Entries provided:
◆ ◆ ◆ ◆ ◆

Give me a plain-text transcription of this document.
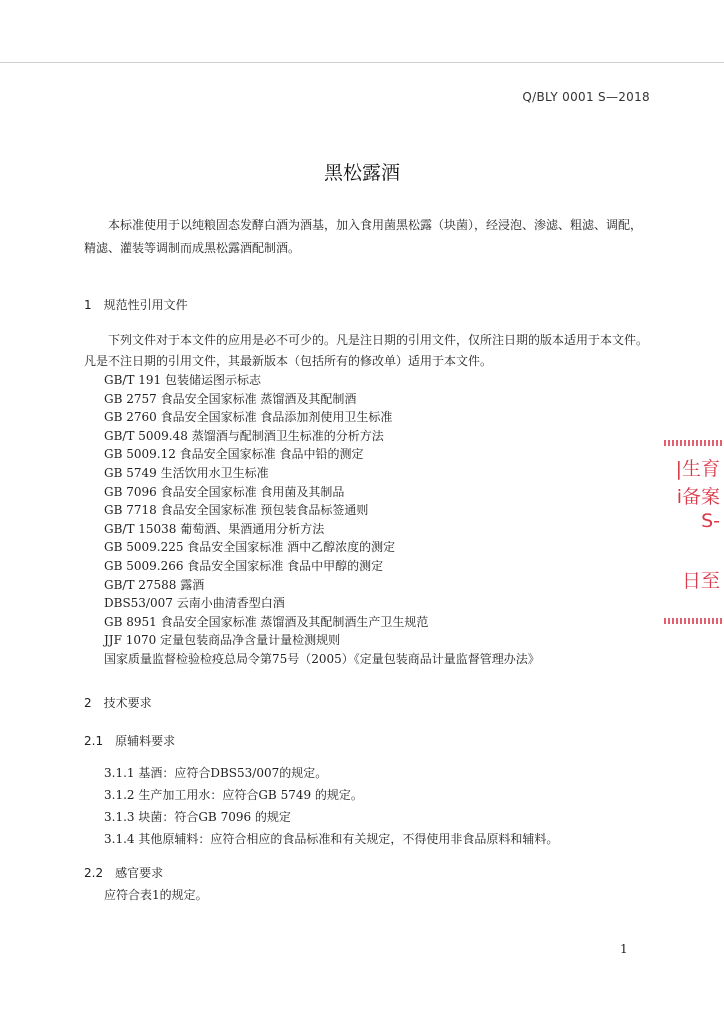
Q/BLY 0001 S—2018
黑松露酒
本标准使用于以纯粮固态发酵白酒为酒基，加入食用菌黑松露（块菌），经浸泡、渗滤、粗滤、调配，精滤、灌装等调制而成黑松露酒配制酒。
1　规范性引用文件
下列文件对于本文件的应用是必不可少的。凡是注日期的引用文件，仅所注日期的版本适用于本文件。凡是不注日期的引用文件，其最新版本（包括所有的修改单）适用于本文件。
GB/T 191 包装储运图示标志
GB 2757 食品安全国家标准 蒸馏酒及其配制酒
GB 2760 食品安全国家标准 食品添加剂使用卫生标准
GB/T 5009.48 蒸馏酒与配制酒卫生标准的分析方法
GB 5009.12 食品安全国家标准 食品中铅的测定
GB 5749 生活饮用水卫生标准
GB 7096 食品安全国家标准 食用菌及其制品
GB 7718 食品安全国家标准 预包装食品标签通则
GB/T 15038 葡萄酒、果酒通用分析方法
GB 5009.225 食品安全国家标准 酒中乙醇浓度的测定
GB 5009.266 食品安全国家标准 食品中甲醇的测定
GB/T 27588 露酒
DBS53/007 云南小曲清香型白酒
GB 8951 食品安全国家标准 蒸馏酒及其配制酒生产卫生规范
JJF 1070 定量包装商品净含量计量检测规则
国家质量监督检验检疫总局令第75号（2005）《定量包装商品计量监督管理办法》
2　技术要求
2.1　原辅料要求
3.1.1 基酒：应符合DBS53/007的规定。
3.1.2 生产加工用水：应符合GB 5749 的规定。
3.1.3 块菌：符合GB 7096 的规定
3.1.4 其他原辅料：应符合相应的食品标准和有关规定，不得使用非食品原料和辅料。
2.2　感官要求
应符合表1的规定。
1
|生育
i备案
S-
日至
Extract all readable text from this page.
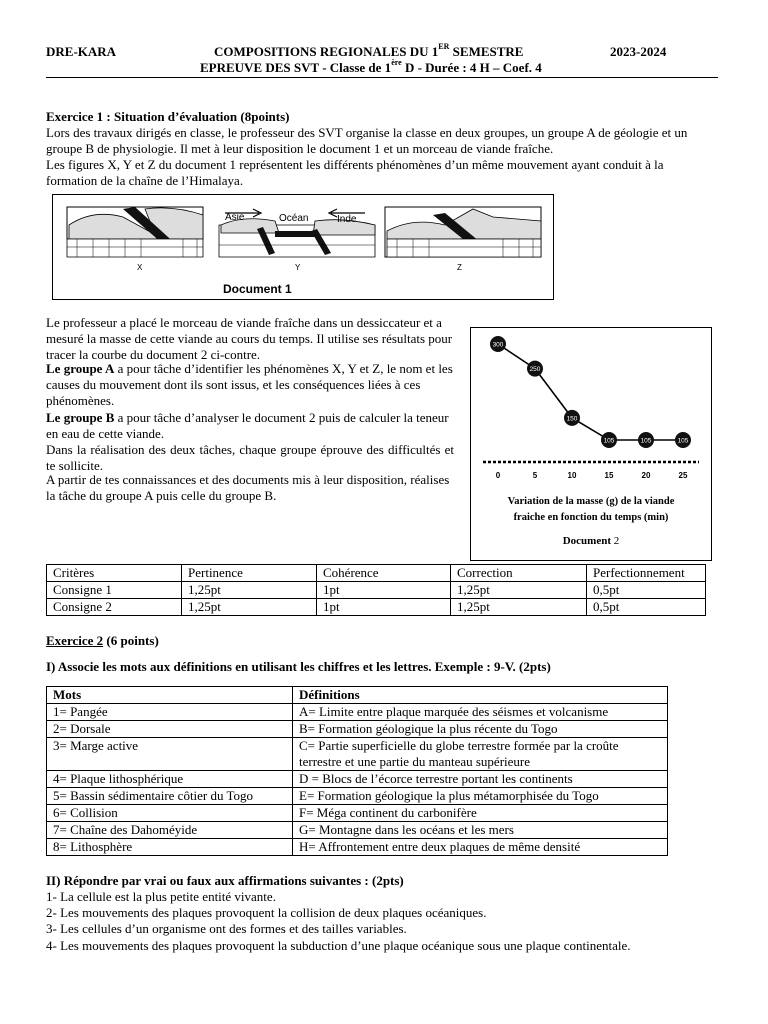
DRE-KARA	COMPOSITIONS REGIONALES DU 1ER SEMESTRE	2023-2024
EPREUVE DES SVT - Classe de 1ère D - Durée : 4 H – Coef. 4
Exercice 1 : Situation d’évaluation (8points)
Lors des travaux dirigés en classe, le professeur des SVT organise la classe en deux groupes, un groupe A de géologie et un groupe B de physiologie. Il met à leur disposition le document 1 et un morceau de viande fraîche.
Les figures X, Y et Z du document 1 représentent les différents phénomènes d’un même mouvement ayant conduit à la formation de la chaîne de l’Himalaya.
X	Y	Z
Asie	Océan	Inde
Document 1
Le professeur a placé le morceau de viande fraîche dans un dessiccateur et a mesuré la masse de cette viande au cours du temps. Il utilise ses résultats pour tracer la courbe du document 2 ci-contre.
Le groupe A a pour tâche d’identifier les phénomènes X, Y et Z, le nom et les causes du mouvement dont ils sont issus, et les conséquences liées à ces phénomènes.
Le groupe B a pour tâche d’analyser le document 2 puis de calculer la teneur en eau de cette viande.
Dans la réalisation des deux tâches, chaque groupe éprouve des difficultés et te sollicite.
A partir de tes connaissances et des documents mis à leur disposition, réalises la tâche du groupe A puis celle du groupe B.
300
250
150
105	105	105
0	5	10	15	20	25
Variation de la masse (g) de la viande
fraiche en fonction du temps (min)
Document 2
Critères	Pertinence	Cohérence	Correction	Perfectionnement
Consigne 1	1,25pt	1pt	1,25pt	0,5pt
Consigne 2	1,25pt	1pt	1,25pt	0,5pt
Exercice 2 (6 points)
I) Associe les mots aux définitions en utilisant les chiffres et les lettres. Exemple : 9-V. (2pts)
Mots	Définitions
1= Pangée	A= Limite entre plaque marquée des séismes et volcanisme
2= Dorsale	B= Formation géologique la plus récente du Togo
3= Marge active	C= Partie superficielle du globe terrestre formée par la croûte terrestre et une partie du manteau supérieure
4= Plaque lithosphérique	D = Blocs de l’écorce terrestre portant les continents
5= Bassin sédimentaire côtier du Togo	E= Formation géologique la plus métamorphisée du Togo
6= Collision	F= Méga continent du carbonifère
7= Chaîne des Dahoméyide	G= Montagne dans les océans et les mers
8= Lithosphère	H= Affrontement entre deux plaques de même densité
II) Répondre par vrai ou faux aux affirmations suivantes : (2pts)
1- La cellule est la plus petite entité vivante.
2- Les mouvements des plaques provoquent la collision de deux plaques océaniques.
3- Les cellules d’un organisme ont des formes et des tailles variables.
4- Les mouvements des plaques provoquent la subduction d’une plaque océanique sous une plaque continentale.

◆ ◆ ◆ ◆ ◆

Brief: Among the lines of the data, identify those with the word "deux". Copy each of them.

Answer to the task:
Lors des travaux dirigés en classe, le professeur des SVT organise la classe en deux groupes, un groupe A de géologie et un groupe B de physiologie. Il met à leur disposition le document 1 et un morceau de viande fraîche.
Dans la réalisation des deux tâches, chaque groupe éprouve des difficultés et te sollicite.
8= Lithosphère	H= Affrontement entre deux plaques de même densité
2- Les mouvements des plaques provoquent la collision de deux plaques océaniques.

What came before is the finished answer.